'Sevgilisinin yanında kusan' kadın yazar kim?

Ruhat Mengi yine verdi veriştirdi... 'Sevgilisinin yanında kusan kadın yazar' diyerek kimi kastetti? Aslında adını vermemiş ama hedef belli...

GAZETECİLER.COM

Ruhat Mengi, Ayşe Arman'a takmış kafayı...
Geçtiğimiz haftalarda türbanlı yazı dizisini eleştirdi.
Toplumu böldüğünü, kutuplaşmaya sebep olduğunu yazdı köşesinde...
E tabi böyle ölçüsüz eleştirilerin üzerine Ayşe Arman da ilk kez bozmuştu ağzını...
Ne var ne yok saydırmıştı Mengi için...

- Empati özürlü kadın!
- Aklınca, Cumhuriyet kadınını temsil ettiğini zanneden, katı ve sert kadın!
- 40 yıldır bu ülkede yaşayan artık Türkleşmiş Alman annemden ne istersin? Aksanı mı batıyor sana?
- Irkçı n'olacak!
- Sen benim için Pamuk Prenses’teki taş kalpli kadınsın!

Bu sözler bizi de şaşırtmıştı... Çünkü Ayşe Arman'ı ilk kez bu kadar sinirli görmüştük...
Evet... Kendini eleştirenlere yanıt verir Arman, ama ilk kez bu kadar yüklenmişti birine...
Aslında haksız da sayılmazdı...
Ruhat Mengi, Ayşe Arman'ın gazeteciliğini eleştirebilirdi ama öyle yapmadı.
Eleştiri boyutu Ayşe Arman'ın evine, annesine kadar uzandı.

Neyse uzatmayalım...
Bu polemik bitmiş değil hala...
Ayşe Arman'ın cevabına, Ruhat Mengi'den yanıt geldi.
Yine yenilip yutulacak cinsten değil eleştirileri...
Yani Ayşe Arman yeniden ağzını bozacak gibimize geliyor.

Ruhat Mengi adını vermiyor ama Ayşe Arman için söylediği o kadar belli ki…

“Çirkef” demeye getiriyor…
Nereden mi çıkarıyoruz?..
Yazısının başlığından…

“Taş atma… Üstüne sıçrar…”
Halk arasında söylenen şekliye söyleyelim:
“Ne çirkefe taş at, ne üstüne sıçrasın…”
Peki neden_?..
Niçin kızmış Ruhat Mengi?..
Onu da şu yazdıklarından anlıyoruz:
 
"Biliyorsunuz hep söylerim; önce kendisine saygısı olmayanın sınırları, ölçüsü yoktur. Sınırları olmayan, belli bir düzeye, kaliteye sahip olmayanlar ise biraz sinirlendiğinde gerçek yüzü ortaya çıkar. Karşısındakini de kendi çamurunun içine çekmeye çalışır. Ne yazarlıkta farklıdır bu, ne de başka bir meslekte...

### Gösterilen Kayıtlar
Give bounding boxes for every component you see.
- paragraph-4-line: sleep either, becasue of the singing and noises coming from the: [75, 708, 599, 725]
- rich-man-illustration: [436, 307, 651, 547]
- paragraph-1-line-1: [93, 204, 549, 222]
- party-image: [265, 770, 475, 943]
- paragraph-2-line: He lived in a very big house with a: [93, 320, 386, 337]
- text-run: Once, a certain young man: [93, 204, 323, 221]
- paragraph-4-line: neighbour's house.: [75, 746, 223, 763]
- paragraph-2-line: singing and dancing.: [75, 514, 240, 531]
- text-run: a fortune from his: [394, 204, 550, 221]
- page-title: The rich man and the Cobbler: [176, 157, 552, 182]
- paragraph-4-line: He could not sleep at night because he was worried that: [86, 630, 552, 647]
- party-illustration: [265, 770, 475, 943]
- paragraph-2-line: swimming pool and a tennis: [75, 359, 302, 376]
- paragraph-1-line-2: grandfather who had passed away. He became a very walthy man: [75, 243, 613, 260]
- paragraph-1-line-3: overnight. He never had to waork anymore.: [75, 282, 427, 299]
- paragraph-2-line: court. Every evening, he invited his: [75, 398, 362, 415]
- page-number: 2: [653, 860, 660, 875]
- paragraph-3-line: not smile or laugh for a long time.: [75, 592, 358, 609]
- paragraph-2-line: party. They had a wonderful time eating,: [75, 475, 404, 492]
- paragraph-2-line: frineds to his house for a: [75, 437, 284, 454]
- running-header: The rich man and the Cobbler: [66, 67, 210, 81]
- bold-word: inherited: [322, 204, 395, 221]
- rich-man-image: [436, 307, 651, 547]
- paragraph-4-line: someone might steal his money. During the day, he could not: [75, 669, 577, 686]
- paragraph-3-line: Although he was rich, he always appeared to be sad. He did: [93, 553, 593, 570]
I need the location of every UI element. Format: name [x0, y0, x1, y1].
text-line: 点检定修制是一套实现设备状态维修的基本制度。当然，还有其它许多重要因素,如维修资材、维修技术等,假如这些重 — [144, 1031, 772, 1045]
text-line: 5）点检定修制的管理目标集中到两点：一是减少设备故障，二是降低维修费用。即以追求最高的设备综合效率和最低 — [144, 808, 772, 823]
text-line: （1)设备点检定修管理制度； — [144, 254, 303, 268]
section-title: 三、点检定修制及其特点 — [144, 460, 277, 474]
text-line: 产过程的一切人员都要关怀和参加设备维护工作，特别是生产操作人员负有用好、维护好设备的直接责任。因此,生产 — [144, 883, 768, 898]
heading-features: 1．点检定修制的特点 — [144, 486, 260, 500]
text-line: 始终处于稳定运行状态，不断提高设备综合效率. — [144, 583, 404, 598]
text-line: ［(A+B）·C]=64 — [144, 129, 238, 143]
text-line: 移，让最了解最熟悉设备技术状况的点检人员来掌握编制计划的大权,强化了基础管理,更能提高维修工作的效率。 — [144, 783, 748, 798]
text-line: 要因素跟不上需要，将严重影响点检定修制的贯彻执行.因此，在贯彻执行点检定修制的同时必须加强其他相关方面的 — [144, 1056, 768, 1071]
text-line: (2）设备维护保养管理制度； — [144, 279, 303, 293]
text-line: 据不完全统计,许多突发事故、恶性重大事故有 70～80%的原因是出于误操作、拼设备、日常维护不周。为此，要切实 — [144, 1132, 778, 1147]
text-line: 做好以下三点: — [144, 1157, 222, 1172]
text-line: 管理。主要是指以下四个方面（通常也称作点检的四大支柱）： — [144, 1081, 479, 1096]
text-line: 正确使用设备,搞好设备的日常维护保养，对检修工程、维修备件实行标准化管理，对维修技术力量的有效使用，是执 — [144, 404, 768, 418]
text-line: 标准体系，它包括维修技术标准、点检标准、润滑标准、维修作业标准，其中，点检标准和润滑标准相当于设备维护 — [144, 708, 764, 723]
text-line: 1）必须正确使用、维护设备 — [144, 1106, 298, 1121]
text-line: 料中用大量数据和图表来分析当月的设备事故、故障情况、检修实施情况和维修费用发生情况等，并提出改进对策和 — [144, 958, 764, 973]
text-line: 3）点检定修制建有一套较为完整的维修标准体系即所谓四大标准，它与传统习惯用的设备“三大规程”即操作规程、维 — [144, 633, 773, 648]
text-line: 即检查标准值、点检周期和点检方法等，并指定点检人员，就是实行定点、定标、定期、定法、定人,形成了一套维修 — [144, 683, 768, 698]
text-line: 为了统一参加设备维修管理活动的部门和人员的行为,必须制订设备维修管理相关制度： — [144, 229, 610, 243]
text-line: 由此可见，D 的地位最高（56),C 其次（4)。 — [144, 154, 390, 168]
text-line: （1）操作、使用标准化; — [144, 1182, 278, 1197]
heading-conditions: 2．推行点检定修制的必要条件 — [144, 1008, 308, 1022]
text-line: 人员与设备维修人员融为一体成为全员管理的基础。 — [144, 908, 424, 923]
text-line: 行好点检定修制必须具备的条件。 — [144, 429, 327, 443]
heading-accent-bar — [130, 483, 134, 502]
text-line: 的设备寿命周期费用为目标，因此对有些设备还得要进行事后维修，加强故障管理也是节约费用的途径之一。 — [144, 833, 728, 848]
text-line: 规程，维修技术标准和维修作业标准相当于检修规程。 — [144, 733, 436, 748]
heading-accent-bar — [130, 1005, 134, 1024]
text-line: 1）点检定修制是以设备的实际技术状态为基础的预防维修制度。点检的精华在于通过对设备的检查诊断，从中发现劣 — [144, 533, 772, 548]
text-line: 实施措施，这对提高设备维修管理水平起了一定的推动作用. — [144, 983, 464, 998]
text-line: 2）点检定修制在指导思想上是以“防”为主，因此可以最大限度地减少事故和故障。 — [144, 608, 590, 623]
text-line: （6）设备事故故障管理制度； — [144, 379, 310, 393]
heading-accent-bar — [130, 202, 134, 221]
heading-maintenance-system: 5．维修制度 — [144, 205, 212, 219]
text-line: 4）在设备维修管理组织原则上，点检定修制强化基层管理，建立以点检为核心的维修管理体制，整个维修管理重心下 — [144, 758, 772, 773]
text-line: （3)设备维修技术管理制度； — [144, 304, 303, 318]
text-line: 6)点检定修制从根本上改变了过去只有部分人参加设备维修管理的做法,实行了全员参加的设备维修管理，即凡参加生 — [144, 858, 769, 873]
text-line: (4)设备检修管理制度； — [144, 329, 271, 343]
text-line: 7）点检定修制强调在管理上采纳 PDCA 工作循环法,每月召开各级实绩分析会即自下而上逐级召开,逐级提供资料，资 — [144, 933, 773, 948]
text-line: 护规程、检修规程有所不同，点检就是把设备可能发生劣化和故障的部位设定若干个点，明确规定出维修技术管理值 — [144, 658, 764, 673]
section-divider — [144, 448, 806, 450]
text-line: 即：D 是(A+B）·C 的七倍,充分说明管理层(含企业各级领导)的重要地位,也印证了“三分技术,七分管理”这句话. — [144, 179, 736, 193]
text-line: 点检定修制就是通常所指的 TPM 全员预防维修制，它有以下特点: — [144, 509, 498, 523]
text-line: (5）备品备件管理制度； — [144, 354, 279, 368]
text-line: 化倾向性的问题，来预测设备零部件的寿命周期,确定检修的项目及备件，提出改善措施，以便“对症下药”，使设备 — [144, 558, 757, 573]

### Yapılacak Görevler
1. Mengi ile Arman polemiği yazısında, Ayşe Arman'ın Ruhat Mengi için söylediği ve tireyle alt alta sıralanan sözlerin hepsini yazın.
2. Mengi ile Arman polemiği yazısını son cümlesinin ardından sürdürün.
Bu çalışmada listenin hiçbir payı yoktur.

### Çözülmüş Problemler
1.
- Empati özürlü kadın!
- Aklınca, Cumhuriyet kadınını temsil ettiğini zanneden, katı ve sert kadın!
- 40 yıldır bu ülkede yaşayan artık Türkleşmiş Alman annemden ne istersin? Aksanı mı batıyor sana?
- Irkçı n'olacak!
- Sen benim için Pamuk Prenses’teki taş kalpli kadınsın!

2.
Karakter bozukluğunun mesleği yoktur. Babanın, vezir olur olmaz kendisini yaka paça karşısına getirten oğluna “ben sana vezir olamazsın demedim, adam olamazsın dedim” hikâyesindeki gibi aynen... Onun için aslında “Davul bile dengi dengine” sözünü dinlemek ve kendi düzeyindeki insanlarla muhatap olmak gerekiyor. Dinlemeyince bir başka özdeyişin doğruluğunu anlayıveriyorsun: “Çamura taş atma, üstüne sıçrar”... Biraz daha kızdırırsan aynı kafadaki bir güruhu da üstüne sıçratabilir. (Çoğu kez klân halinde oluyorlar.)
IRKÇISIN, IRKÇISIN!
Her neyse, karşımızda “Ama sen benim anneme Alman dedin, Türkçeyi bile konuşamıyor dedin. Bu nedenle ırkçısın, empati yoksunusun, sert ve katısın, hatta hatta bana göre Pamuk Prenses’teki taş kalpli kadınsın. Kendini de Cumhuriyet kadını sanıyorsun” diye duygu sömürüsü yapan, bir de üstüne “Sen Ermenilere, Yahudilere de bunu yapıyorsundur” diye yalanın iftiranın sınırını şaşıran bir saygısız, duygu istismarcısı var."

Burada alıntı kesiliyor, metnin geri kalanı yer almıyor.